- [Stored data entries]
****************
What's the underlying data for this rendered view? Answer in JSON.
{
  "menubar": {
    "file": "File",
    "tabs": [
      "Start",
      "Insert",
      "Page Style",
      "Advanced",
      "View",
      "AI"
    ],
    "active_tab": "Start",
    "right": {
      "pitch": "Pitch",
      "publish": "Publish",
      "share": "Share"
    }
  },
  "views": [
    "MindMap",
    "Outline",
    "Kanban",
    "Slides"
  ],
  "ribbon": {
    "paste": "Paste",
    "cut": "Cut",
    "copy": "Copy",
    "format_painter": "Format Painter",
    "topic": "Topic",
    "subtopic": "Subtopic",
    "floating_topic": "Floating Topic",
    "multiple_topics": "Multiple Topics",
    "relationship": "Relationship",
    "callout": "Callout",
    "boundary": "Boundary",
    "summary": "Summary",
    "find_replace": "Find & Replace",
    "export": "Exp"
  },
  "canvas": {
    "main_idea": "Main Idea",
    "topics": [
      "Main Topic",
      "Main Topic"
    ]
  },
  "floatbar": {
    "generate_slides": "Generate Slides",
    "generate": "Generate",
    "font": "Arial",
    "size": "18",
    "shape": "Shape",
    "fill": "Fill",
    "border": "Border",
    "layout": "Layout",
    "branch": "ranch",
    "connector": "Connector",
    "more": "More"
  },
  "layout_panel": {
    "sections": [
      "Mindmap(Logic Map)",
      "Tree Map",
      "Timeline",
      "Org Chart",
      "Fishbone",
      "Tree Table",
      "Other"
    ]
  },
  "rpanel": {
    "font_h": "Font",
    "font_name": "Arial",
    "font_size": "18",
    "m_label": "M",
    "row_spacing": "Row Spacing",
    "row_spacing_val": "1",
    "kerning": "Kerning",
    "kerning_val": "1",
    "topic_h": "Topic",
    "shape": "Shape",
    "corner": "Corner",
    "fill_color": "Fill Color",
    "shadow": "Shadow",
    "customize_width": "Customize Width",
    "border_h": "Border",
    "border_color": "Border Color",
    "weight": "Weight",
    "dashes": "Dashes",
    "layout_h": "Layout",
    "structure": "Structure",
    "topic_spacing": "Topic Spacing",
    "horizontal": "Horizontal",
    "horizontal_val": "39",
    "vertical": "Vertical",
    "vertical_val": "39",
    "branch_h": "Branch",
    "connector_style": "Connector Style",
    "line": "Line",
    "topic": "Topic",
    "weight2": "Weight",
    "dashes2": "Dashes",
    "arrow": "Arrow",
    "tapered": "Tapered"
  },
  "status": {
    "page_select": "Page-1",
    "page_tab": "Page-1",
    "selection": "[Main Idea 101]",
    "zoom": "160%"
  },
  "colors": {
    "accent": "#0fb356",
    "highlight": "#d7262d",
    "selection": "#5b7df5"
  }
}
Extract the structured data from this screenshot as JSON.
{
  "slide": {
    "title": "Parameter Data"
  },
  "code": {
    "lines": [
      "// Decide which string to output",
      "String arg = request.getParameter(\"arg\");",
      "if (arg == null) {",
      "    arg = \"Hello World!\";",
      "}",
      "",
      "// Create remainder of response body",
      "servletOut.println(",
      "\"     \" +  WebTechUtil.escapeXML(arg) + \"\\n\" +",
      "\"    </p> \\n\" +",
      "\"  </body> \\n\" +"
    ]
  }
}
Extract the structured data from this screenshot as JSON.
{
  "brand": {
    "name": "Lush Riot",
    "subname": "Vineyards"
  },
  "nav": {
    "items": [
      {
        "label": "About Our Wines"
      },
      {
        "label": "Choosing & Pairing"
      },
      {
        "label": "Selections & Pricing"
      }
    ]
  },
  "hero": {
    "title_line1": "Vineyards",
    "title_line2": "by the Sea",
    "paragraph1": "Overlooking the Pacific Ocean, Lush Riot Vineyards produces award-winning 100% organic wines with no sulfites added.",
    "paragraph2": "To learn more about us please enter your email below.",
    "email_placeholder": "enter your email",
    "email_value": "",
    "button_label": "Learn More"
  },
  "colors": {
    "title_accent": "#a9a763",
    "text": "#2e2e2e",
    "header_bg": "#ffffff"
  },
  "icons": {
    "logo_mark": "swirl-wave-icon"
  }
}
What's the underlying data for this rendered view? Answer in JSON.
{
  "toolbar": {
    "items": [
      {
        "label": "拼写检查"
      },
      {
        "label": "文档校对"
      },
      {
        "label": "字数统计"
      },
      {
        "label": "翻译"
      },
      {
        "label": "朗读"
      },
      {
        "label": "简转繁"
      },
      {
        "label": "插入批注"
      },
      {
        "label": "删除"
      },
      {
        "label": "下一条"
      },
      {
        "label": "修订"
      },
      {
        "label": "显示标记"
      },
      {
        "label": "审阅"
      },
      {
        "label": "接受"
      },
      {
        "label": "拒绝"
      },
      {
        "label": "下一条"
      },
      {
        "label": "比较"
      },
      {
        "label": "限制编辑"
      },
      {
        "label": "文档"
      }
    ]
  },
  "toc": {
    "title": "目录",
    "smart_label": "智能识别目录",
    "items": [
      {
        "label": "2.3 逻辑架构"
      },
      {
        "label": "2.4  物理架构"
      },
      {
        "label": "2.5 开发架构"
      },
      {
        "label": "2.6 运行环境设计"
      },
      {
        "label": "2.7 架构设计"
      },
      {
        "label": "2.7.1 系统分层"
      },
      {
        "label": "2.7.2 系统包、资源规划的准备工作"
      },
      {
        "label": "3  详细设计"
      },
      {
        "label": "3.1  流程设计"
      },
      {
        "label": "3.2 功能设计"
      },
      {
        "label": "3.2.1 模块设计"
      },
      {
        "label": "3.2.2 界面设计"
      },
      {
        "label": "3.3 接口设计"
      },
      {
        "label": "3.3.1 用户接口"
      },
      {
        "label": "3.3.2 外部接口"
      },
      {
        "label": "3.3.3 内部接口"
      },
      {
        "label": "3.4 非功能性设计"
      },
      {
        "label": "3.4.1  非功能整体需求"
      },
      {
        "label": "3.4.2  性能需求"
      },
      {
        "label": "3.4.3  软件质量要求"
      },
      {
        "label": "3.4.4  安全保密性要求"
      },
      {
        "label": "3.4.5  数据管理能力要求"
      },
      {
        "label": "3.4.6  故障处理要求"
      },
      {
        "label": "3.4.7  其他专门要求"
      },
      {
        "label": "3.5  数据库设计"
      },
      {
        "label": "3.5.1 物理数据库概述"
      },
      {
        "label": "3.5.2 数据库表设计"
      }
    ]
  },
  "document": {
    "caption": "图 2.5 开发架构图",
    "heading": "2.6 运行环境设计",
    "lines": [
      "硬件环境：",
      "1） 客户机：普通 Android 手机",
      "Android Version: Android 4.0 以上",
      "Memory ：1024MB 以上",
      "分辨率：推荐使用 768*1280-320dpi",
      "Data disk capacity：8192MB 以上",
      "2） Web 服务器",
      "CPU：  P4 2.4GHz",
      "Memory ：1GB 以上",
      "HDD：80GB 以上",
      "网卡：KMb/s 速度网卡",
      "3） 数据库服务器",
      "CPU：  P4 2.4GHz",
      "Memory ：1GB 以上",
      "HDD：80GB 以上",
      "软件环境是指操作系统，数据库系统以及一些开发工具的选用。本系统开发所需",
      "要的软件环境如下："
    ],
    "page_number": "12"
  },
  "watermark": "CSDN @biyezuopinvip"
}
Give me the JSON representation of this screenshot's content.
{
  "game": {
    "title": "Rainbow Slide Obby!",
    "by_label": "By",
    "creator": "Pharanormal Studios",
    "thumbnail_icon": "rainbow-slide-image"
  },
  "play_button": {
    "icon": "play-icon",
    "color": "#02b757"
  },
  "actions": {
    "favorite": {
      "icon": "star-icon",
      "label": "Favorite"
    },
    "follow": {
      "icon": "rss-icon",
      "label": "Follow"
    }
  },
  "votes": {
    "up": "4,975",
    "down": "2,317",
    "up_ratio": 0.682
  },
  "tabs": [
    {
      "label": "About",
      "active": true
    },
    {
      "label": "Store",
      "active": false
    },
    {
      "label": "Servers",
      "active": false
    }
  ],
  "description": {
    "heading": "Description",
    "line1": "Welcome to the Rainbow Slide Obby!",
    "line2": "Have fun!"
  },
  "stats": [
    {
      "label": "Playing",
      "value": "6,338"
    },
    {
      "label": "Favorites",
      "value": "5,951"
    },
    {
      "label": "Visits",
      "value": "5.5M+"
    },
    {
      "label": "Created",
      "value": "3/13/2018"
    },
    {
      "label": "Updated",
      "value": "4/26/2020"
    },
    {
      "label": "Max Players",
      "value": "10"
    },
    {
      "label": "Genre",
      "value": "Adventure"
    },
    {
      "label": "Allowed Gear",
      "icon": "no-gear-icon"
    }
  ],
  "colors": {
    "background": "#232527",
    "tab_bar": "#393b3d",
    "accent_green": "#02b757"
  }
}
****************
- [What is needed] Pull out every line of the records above that contains the word "body".

- [Finished exercise]
      "// Create remainder of response body",
      "\"  </body> \\n\" +"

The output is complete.